Your goal: Give the number of lines in the entries that contain "bottom". State only the count.

Extracted material:
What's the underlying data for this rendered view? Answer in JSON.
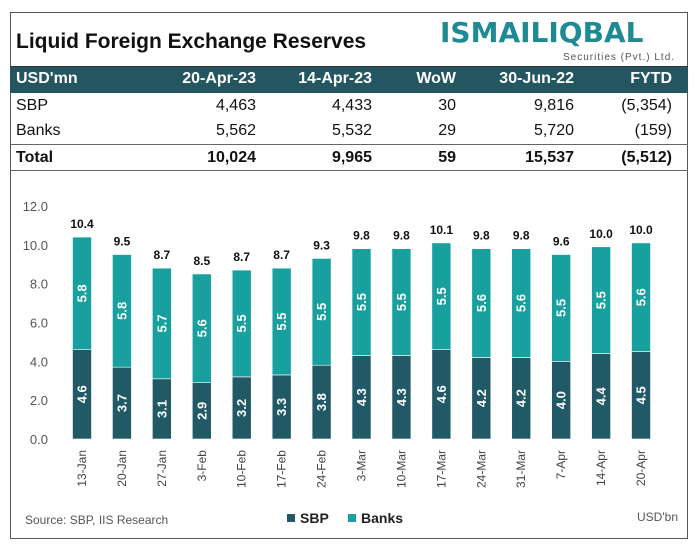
{
  "title": "Liquid Foreign Exchange Reserves",
  "logo": {
    "name": "ISMAILIQBAL",
    "sub": "Securities (Pvt.) Ltd."
  },
  "table": {
    "headers": [
      "USD'mn",
      "20-Apr-23",
      "14-Apr-23",
      "WoW",
      "30-Jun-22",
      "FYTD"
    ],
    "rows": [
      [
        "SBP",
        "4,463",
        "4,433",
        "30",
        "9,816",
        "(5,354)"
      ],
      [
        "Banks",
        "5,562",
        "5,532",
        "29",
        "5,720",
        "(159)"
      ],
      [
        "Total",
        "10,024",
        "9,965",
        "59",
        "15,537",
        "(5,512)"
      ]
    ]
  },
  "chart_data": {
    "type": "bar",
    "stacked": true,
    "categories": [
      "13-Jan",
      "20-Jan",
      "27-Jan",
      "3-Feb",
      "10-Feb",
      "17-Feb",
      "24-Feb",
      "3-Mar",
      "10-Mar",
      "17-Mar",
      "24-Mar",
      "31-Mar",
      "7-Apr",
      "14-Apr",
      "20-Apr"
    ],
    "series": [
      {
        "name": "SBP",
        "color": "#215a66",
        "values": [
          4.6,
          3.7,
          3.1,
          2.9,
          3.2,
          3.3,
          3.8,
          4.3,
          4.3,
          4.6,
          4.2,
          4.2,
          4.0,
          4.4,
          4.5
        ]
      },
      {
        "name": "Banks",
        "color": "#17a09e",
        "values": [
          5.8,
          5.8,
          5.7,
          5.6,
          5.5,
          5.5,
          5.5,
          5.5,
          5.5,
          5.5,
          5.6,
          5.6,
          5.5,
          5.5,
          5.6
        ]
      }
    ],
    "totals": [
      "10.4",
      "9.5",
      "8.7",
      "8.5",
      "8.7",
      "8.7",
      "9.3",
      "9.8",
      "9.8",
      "10.1",
      "9.8",
      "9.8",
      "9.6",
      "10.0",
      "10.0"
    ],
    "yticks": [
      "0.0",
      "2.0",
      "4.0",
      "6.0",
      "8.0",
      "10.0",
      "12.0"
    ],
    "ylim": [
      0,
      12
    ],
    "legend": "bottom-center",
    "source": "Source: SBP, IIS Research",
    "unit": "USD'bn"
  }
}
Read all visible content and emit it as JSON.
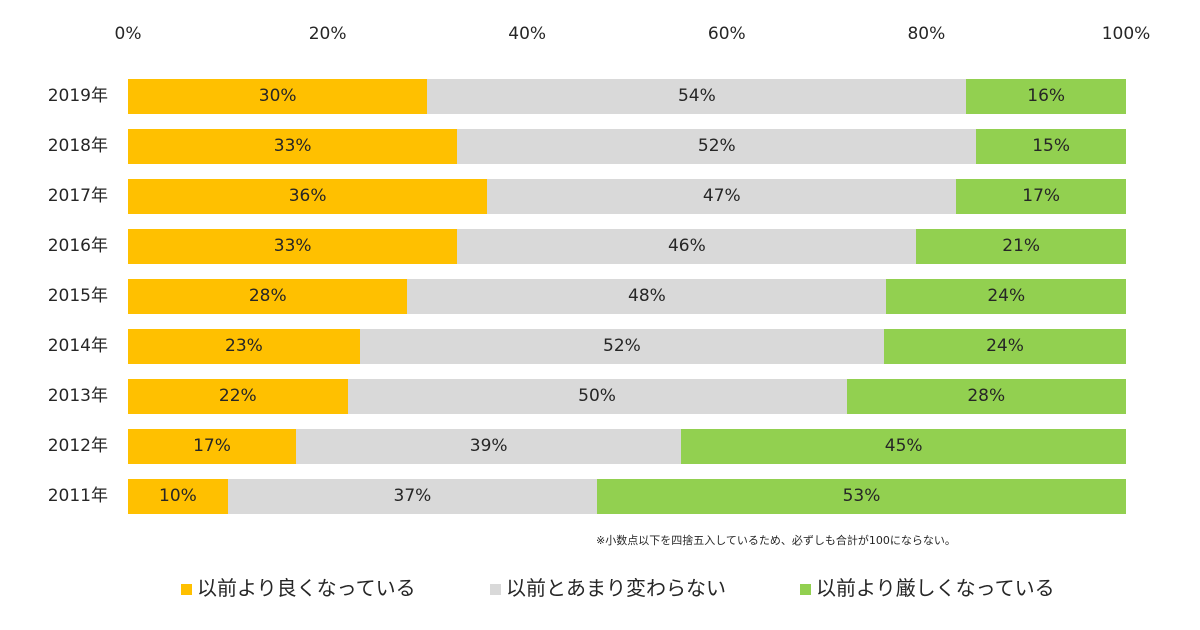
{
  "chart_data": {
    "type": "bar",
    "orientation": "horizontal",
    "stacked": true,
    "percent_stacked": true,
    "title": "",
    "xlabel": "",
    "ylabel": "",
    "xlim": [
      0,
      100
    ],
    "x_ticks": [
      "0%",
      "20%",
      "40%",
      "60%",
      "80%",
      "100%"
    ],
    "x_tick_values": [
      0,
      20,
      40,
      60,
      80,
      100
    ],
    "grid": false,
    "legend_position": "bottom",
    "categories": [
      "2019年",
      "2018年",
      "2017年",
      "2016年",
      "2015年",
      "2014年",
      "2013年",
      "2012年",
      "2011年"
    ],
    "series": [
      {
        "name": "以前より良くなっている",
        "color": "#ffc000",
        "values": [
          30,
          33,
          36,
          33,
          28,
          23,
          22,
          17,
          10
        ],
        "labels": [
          "30%",
          "33%",
          "36%",
          "33%",
          "28%",
          "23%",
          "22%",
          "17%",
          "10%"
        ]
      },
      {
        "name": "以前とあまり変わらない",
        "color": "#d9d9d9",
        "values": [
          54,
          52,
          47,
          46,
          48,
          52,
          50,
          39,
          37
        ],
        "labels": [
          "54%",
          "52%",
          "47%",
          "46%",
          "48%",
          "52%",
          "50%",
          "39%",
          "37%"
        ]
      },
      {
        "name": "以前より厳しくなっている",
        "color": "#92d050",
        "values": [
          16,
          15,
          17,
          21,
          24,
          24,
          28,
          45,
          53
        ],
        "labels": [
          "16%",
          "15%",
          "17%",
          "21%",
          "24%",
          "24%",
          "28%",
          "45%",
          "53%"
        ]
      }
    ],
    "annotations": [
      "※小数点以下を四捨五入しているため、必ずしも合計が100にならない。"
    ]
  }
}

Task response: 2